* _Requirements_: Copy the items below word for word, starting from the first line and stopping after the line that contains "file-size: 5,700,933 xyxy=(562,430,629,447)".

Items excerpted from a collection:
--------
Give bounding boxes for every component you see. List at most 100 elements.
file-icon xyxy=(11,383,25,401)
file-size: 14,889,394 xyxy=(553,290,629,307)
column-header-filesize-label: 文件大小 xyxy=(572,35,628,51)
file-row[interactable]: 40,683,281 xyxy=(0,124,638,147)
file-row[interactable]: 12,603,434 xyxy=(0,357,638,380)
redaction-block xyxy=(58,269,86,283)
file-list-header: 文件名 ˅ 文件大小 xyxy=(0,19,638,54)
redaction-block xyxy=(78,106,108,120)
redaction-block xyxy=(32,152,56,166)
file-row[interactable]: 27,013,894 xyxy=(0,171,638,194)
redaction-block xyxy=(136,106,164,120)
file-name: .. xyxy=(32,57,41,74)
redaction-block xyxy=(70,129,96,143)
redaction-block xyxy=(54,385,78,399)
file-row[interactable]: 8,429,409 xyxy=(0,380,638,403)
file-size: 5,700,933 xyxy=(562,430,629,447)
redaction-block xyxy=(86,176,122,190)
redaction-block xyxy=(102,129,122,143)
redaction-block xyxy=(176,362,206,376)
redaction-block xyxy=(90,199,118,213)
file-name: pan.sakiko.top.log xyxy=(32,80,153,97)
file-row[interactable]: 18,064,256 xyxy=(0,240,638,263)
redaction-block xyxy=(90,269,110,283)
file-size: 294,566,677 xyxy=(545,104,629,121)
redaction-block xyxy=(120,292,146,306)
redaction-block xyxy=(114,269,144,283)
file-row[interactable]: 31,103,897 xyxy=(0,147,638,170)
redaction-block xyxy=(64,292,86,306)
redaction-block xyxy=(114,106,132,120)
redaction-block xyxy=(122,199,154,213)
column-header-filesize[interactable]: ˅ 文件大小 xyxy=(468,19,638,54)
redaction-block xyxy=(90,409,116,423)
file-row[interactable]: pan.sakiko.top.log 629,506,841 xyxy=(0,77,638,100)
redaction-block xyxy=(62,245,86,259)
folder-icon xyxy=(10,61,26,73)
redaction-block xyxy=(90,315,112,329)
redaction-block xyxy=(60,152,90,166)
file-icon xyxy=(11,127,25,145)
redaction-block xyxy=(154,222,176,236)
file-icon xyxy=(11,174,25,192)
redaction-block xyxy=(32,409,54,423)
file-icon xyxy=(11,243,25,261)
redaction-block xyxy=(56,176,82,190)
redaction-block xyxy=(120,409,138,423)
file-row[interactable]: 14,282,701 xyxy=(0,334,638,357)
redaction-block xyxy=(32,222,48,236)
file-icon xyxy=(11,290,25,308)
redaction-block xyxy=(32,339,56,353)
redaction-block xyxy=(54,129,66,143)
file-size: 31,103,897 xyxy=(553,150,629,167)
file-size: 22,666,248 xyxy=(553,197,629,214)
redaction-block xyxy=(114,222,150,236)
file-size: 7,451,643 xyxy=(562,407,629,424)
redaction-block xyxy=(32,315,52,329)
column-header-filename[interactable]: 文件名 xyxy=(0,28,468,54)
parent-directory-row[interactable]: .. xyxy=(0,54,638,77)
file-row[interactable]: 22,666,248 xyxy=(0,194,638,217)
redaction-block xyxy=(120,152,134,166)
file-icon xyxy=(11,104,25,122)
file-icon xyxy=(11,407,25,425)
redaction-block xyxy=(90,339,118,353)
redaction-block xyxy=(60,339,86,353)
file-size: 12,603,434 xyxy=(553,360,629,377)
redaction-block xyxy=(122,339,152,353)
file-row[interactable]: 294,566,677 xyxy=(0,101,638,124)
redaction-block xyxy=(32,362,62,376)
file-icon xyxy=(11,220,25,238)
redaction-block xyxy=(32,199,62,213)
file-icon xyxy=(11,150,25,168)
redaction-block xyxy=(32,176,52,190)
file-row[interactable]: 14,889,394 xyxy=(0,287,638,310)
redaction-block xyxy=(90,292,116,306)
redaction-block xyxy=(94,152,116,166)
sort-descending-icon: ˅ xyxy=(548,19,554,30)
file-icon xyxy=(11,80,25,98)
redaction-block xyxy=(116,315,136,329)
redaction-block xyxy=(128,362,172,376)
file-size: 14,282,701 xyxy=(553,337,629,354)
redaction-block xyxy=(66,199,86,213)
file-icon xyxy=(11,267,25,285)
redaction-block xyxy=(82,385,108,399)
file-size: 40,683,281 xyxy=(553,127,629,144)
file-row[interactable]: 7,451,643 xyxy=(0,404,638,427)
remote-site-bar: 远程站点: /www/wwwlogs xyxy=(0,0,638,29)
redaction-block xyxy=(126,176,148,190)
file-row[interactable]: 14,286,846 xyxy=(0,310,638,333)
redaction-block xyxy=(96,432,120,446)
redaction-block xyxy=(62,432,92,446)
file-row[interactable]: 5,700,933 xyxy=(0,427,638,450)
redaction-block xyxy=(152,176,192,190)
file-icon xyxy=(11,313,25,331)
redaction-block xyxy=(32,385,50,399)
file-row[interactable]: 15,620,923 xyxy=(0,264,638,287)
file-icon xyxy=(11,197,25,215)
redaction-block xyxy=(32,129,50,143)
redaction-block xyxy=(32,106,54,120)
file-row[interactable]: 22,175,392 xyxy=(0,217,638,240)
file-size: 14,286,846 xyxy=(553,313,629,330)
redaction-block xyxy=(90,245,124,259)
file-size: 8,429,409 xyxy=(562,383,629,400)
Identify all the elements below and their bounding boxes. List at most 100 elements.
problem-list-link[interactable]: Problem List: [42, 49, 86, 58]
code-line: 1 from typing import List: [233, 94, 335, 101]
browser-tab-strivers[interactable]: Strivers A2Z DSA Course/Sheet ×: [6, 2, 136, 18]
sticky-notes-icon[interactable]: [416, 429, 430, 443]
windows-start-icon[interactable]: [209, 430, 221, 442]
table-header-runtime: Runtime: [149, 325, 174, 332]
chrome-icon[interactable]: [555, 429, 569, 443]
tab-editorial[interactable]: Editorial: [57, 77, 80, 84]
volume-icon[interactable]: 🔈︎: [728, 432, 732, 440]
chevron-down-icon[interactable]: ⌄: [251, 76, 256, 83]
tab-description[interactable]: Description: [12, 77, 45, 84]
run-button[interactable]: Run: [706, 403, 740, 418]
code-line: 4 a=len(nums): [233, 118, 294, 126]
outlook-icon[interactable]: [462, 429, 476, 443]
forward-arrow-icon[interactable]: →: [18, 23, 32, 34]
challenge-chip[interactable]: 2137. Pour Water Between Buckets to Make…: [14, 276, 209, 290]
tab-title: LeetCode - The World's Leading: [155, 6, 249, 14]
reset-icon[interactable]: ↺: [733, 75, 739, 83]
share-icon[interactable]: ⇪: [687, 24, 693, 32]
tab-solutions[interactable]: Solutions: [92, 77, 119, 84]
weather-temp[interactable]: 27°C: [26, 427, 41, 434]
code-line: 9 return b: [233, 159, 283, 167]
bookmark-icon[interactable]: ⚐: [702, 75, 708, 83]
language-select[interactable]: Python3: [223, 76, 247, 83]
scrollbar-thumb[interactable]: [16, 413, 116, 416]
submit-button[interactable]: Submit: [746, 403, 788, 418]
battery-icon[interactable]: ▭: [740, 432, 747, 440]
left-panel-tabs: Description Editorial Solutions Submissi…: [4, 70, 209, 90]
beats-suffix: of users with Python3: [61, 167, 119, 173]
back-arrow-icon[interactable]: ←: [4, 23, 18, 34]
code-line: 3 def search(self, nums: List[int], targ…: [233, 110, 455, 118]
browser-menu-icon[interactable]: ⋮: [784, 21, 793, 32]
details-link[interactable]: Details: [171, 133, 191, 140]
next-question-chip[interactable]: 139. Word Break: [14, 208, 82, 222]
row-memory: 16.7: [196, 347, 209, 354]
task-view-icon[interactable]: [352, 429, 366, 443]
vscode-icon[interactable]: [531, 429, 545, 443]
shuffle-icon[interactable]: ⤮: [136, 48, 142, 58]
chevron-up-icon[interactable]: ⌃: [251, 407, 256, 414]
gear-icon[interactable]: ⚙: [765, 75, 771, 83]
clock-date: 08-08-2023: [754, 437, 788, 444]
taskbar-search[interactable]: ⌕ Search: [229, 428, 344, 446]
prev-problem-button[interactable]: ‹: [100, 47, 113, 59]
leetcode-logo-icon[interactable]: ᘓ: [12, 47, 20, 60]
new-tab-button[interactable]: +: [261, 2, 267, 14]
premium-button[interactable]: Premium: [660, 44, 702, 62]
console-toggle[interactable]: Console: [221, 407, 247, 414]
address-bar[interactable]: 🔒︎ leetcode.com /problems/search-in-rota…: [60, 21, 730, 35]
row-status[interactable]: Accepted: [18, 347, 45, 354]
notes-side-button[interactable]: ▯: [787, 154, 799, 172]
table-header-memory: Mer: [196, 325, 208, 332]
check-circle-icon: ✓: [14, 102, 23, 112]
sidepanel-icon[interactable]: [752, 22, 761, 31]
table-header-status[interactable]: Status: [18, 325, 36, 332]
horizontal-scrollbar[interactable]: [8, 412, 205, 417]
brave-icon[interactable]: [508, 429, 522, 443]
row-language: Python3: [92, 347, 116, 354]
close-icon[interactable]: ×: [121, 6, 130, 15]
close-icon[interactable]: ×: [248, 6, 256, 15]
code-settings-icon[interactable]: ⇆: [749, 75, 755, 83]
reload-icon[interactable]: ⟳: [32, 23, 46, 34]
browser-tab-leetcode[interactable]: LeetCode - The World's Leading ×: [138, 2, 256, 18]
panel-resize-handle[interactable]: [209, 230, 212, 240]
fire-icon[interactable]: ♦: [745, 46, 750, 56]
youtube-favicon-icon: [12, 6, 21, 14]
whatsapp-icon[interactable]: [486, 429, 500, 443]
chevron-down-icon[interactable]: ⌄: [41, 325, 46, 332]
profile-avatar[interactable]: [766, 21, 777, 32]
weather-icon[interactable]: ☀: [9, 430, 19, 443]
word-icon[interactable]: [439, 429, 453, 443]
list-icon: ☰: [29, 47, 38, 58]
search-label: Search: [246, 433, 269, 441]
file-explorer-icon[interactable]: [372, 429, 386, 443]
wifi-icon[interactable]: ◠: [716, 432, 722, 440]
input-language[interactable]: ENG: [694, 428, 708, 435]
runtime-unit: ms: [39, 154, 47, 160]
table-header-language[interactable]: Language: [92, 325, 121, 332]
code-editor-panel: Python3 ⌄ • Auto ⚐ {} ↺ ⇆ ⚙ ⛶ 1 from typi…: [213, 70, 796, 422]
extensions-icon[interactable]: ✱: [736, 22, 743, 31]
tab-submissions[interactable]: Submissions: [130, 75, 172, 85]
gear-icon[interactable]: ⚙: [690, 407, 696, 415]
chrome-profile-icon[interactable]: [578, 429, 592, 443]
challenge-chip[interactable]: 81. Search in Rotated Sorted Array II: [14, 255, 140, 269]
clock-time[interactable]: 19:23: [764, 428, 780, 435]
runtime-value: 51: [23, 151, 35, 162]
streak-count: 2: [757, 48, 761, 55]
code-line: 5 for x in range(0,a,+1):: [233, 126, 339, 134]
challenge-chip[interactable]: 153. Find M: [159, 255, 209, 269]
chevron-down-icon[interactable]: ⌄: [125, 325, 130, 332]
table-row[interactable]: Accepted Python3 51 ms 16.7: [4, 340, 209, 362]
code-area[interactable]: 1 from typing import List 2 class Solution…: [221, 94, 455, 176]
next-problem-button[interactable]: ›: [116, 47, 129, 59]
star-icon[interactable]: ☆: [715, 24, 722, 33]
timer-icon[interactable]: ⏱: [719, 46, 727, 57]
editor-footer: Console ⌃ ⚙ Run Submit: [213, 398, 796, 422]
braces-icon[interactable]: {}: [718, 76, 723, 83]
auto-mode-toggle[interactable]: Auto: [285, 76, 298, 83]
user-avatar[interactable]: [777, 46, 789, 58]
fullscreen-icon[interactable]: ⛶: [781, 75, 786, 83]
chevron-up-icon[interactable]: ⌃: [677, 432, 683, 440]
--------
* _Solution_:
Give bounding boxes for every component you see. List at most 100 elements.
file-icon xyxy=(11,383,25,401)
file-size: 14,889,394 xyxy=(553,290,629,307)
column-header-filesize-label: 文件大小 xyxy=(572,35,628,51)
file-row[interactable]: 40,683,281 xyxy=(0,124,638,147)
file-row[interactable]: 12,603,434 xyxy=(0,357,638,380)
redaction-block xyxy=(58,269,86,283)
file-list-header: 文件名 ˅ 文件大小 xyxy=(0,19,638,54)
redaction-block xyxy=(78,106,108,120)
redaction-block xyxy=(32,152,56,166)
file-row[interactable]: 27,013,894 xyxy=(0,171,638,194)
redaction-block xyxy=(136,106,164,120)
file-name: .. xyxy=(32,57,41,74)
redaction-block xyxy=(70,129,96,143)
redaction-block xyxy=(54,385,78,399)
file-row[interactable]: 8,429,409 xyxy=(0,380,638,403)
file-size: 5,700,933 xyxy=(562,430,629,447)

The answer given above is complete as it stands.